:: Items ::

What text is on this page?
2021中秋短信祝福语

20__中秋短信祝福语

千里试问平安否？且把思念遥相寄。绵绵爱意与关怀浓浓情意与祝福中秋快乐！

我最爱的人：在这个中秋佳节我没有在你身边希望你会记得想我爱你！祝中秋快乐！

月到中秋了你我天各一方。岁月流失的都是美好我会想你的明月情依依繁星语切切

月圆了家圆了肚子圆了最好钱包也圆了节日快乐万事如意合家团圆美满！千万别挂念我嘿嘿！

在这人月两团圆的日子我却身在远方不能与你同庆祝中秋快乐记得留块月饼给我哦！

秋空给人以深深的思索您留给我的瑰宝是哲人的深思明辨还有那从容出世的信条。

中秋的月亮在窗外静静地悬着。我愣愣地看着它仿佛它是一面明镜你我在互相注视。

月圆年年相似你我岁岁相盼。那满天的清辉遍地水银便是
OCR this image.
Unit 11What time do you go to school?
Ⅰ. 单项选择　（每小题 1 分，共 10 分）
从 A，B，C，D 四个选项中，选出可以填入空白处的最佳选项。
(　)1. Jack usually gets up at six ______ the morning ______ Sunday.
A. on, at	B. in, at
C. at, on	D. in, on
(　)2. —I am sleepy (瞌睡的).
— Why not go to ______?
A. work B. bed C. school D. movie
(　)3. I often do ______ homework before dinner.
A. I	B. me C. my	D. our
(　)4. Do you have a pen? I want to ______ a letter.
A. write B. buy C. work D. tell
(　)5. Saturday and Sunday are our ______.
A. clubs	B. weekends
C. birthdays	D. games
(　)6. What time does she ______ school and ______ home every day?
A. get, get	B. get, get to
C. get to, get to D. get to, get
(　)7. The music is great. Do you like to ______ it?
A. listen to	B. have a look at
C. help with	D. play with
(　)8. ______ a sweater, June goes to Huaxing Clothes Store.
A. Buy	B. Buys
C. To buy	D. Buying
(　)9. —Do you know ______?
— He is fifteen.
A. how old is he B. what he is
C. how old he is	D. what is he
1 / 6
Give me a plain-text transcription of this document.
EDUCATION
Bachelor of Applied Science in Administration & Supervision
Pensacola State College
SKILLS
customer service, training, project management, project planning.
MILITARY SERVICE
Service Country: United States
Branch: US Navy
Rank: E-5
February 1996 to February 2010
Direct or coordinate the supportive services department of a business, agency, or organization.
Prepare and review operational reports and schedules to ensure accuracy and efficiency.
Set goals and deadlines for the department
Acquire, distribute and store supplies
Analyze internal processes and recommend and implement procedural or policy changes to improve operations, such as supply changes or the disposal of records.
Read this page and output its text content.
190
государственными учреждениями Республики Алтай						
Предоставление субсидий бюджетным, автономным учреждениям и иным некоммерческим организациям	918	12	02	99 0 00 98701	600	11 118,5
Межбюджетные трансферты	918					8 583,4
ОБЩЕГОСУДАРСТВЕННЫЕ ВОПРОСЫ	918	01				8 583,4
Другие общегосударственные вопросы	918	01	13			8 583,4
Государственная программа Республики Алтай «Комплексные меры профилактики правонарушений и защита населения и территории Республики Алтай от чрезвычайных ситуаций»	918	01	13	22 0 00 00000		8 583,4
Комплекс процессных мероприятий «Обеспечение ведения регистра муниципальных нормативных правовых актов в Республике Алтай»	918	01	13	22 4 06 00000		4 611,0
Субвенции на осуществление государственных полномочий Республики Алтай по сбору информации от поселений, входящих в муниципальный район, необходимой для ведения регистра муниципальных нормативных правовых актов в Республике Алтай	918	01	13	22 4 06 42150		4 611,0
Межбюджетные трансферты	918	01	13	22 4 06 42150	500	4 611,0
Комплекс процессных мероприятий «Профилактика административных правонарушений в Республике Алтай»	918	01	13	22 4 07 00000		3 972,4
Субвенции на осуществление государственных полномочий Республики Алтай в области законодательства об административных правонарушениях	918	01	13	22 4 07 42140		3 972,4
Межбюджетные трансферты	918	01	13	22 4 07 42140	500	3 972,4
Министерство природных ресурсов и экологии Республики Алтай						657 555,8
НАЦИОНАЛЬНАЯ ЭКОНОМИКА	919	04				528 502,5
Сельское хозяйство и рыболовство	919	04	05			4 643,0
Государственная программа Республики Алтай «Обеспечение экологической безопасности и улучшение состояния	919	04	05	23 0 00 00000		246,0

:::

Work instructions: Scan the material for lines with the word "have", and copy each line you find.

The response:
(　)4. Do you have a pen? I want to ______ a letter.
A. listen to	B. have a look at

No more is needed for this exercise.